(PROBLEM STATEMENT):
List every distinct username that appears in a post heading of the forum thread on PDF help below, with each name given once.

(EXERCISE PASSAGE):
● ● ● ● ●

# Pdf help



## prttal (Feb 26, 2011)

I would like to know how to do this:
Convert a .txt file to .pdf
Which libraries should I use?


----------



## nims11 (Feb 26, 2011)

u can use ITEXT which is a free library for java and C# to create PDF. U can also use *HARU* which is a free PDF library for C++


----------



## utkarsh009 (Feb 26, 2011)

@OP: you mean to say you need to create a pdf file on yourself with your own text. then just type or the text in openoffice.org and use the option "export as pdf" present in the standard toolbar.


----------



## nims11 (Feb 27, 2011)

^^ i dont think so. he asked for a *LIBRARY*. also he posted it under the programming section


----------



## utkarsh009 (Feb 27, 2011)

^^yah that was what i was thinking. but anyways my suggestion might help anyone looking for making a pdf file.


----------



## Liverpool_fan (Feb 27, 2011)

● ● ● ● ●

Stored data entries
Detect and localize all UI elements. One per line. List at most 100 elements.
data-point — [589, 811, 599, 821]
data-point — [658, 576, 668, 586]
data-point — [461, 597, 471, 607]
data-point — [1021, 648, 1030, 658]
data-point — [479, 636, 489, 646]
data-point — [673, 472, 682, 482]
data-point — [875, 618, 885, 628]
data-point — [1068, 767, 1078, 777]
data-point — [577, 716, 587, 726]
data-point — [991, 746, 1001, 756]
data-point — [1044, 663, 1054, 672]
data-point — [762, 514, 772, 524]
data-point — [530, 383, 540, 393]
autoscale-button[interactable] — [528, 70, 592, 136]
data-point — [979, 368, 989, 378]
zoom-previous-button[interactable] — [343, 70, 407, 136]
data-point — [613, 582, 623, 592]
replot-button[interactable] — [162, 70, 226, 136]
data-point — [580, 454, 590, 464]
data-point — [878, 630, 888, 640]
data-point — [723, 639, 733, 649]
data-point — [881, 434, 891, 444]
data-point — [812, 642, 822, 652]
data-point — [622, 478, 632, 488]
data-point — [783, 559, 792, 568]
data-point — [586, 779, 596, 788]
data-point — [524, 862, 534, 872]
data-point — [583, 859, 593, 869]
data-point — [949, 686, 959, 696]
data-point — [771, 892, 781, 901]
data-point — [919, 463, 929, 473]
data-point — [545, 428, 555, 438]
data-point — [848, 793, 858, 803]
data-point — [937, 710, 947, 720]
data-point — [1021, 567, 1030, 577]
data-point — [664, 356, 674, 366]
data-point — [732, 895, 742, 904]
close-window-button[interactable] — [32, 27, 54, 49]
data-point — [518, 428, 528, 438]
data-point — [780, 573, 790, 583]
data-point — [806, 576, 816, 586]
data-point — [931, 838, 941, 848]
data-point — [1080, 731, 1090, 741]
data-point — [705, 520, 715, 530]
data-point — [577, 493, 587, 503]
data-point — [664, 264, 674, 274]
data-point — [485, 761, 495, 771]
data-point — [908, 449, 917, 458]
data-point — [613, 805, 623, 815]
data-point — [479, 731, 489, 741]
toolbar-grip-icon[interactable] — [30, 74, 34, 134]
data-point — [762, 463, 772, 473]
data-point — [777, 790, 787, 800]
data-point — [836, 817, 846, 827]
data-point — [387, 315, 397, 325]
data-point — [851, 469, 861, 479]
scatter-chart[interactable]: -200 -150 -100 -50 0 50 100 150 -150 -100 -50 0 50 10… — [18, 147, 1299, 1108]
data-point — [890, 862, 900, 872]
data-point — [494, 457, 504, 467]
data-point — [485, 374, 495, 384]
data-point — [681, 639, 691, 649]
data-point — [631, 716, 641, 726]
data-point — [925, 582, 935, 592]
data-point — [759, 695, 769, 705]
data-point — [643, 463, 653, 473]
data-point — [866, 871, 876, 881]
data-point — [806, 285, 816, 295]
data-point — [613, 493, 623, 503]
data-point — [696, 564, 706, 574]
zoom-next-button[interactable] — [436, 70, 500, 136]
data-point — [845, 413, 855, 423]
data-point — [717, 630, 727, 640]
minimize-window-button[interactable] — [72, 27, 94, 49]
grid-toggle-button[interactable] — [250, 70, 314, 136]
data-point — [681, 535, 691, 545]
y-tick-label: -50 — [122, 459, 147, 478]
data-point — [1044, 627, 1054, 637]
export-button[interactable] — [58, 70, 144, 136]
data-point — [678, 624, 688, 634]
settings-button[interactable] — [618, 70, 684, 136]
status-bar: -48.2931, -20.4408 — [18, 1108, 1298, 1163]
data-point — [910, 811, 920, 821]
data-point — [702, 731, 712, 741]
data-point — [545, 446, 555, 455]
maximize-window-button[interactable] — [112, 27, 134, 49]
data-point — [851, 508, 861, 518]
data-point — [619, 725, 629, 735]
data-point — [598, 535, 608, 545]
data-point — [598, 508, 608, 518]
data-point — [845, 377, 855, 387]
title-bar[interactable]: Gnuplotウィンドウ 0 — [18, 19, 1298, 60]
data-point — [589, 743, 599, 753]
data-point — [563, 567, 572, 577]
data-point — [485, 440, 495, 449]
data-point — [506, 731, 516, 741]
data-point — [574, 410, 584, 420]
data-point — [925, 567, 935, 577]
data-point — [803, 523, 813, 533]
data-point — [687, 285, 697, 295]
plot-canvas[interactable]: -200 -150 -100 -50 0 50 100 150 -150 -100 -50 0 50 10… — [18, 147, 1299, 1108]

● ● ● ● ●

(TASK SOLUTION):
prttal, nims11, utkarsh009, Liverpool_fan